INSTRUCTIONS TO FOLLOW: Copy the data that follows, character for character, minus the pictures.

** START **

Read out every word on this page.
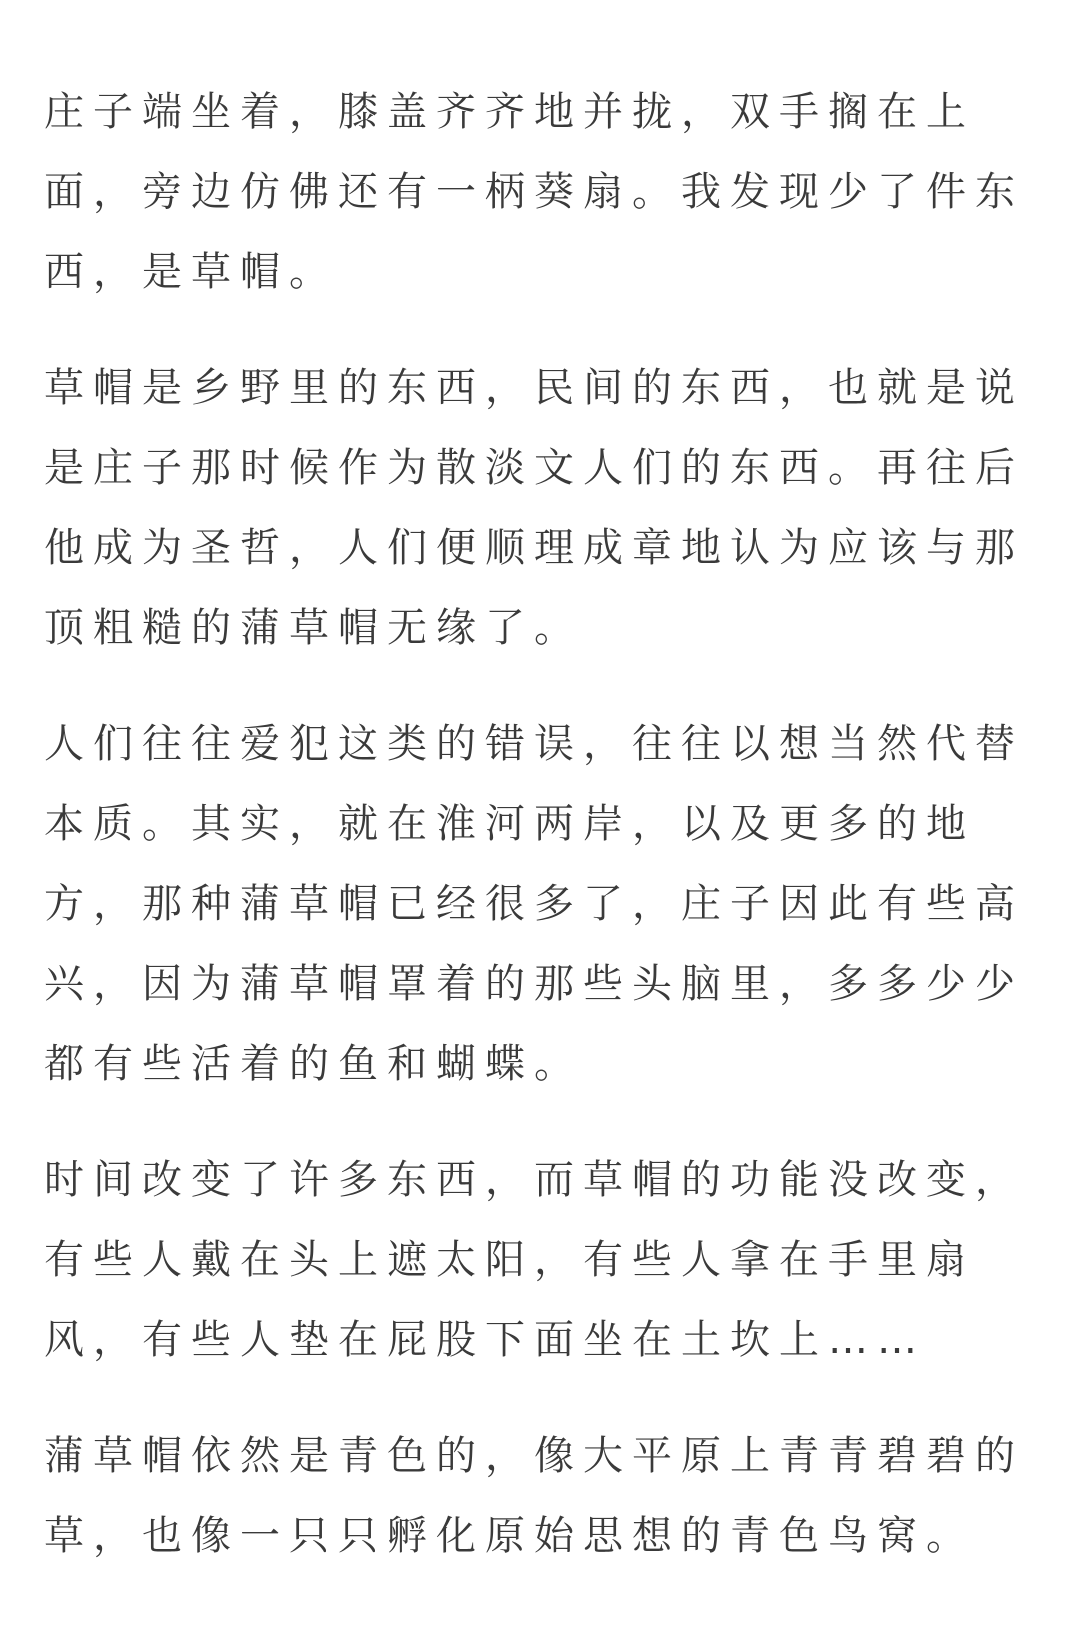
庄子端坐着，膝盖齐齐地并拢，双手搁在上
面，旁边仿佛还有一柄葵扇。我发现少了件东
西，是草帽。

草帽是乡野里的东西，民间的东西，也就是说
是庄子那时候作为散淡文人们的东西。再往后
他成为圣哲，人们便顺理成章地认为应该与那
顶粗糙的蒲草帽无缘了。

人们往往爱犯这类的错误，往往以想当然代替
本质。其实，就在淮河两岸，以及更多的地
方，那种蒲草帽已经很多了，庄子因此有些高
兴，因为蒲草帽罩着的那些头脑里，多多少少
都有些活着的鱼和蝴蝶。

时间改变了许多东西，而草帽的功能没改变，
有些人戴在头上遮太阳，有些人拿在手里扇
风，有些人垫在屁股下面坐在土坎上……

蒲草帽依然是青色的，像大平原上青青碧碧的
草，也像一只只孵化原始思想的青色鸟窝。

** END **

THE OUTPUT:
Read out every word on this page.
庄子端坐着，膝盖齐齐地并拢，双手搁在上
面，旁边仿佛还有一柄葵扇。我发现少了件东
西，是草帽。

草帽是乡野里的东西，民间的东西，也就是说
是庄子那时候作为散淡文人们的东西。再往后
他成为圣哲，人们便顺理成章地认为应该与那
顶粗糙的蒲草帽无缘了。

人们往往爱犯这类的错误，往往以想当然代替
本质。其实，就在淮河两岸，以及更多的地
方，那种蒲草帽已经很多了，庄子因此有些高
兴，因为蒲草帽罩着的那些头脑里，多多少少
都有些活着的鱼和蝴蝶。

时间改变了许多东西，而草帽的功能没改变，
有些人戴在头上遮太阳，有些人拿在手里扇
风，有些人垫在屁股下面坐在土坎上……

蒲草帽依然是青色的，像大平原上青青碧碧的
草，也像一只只孵化原始思想的青色鸟窝。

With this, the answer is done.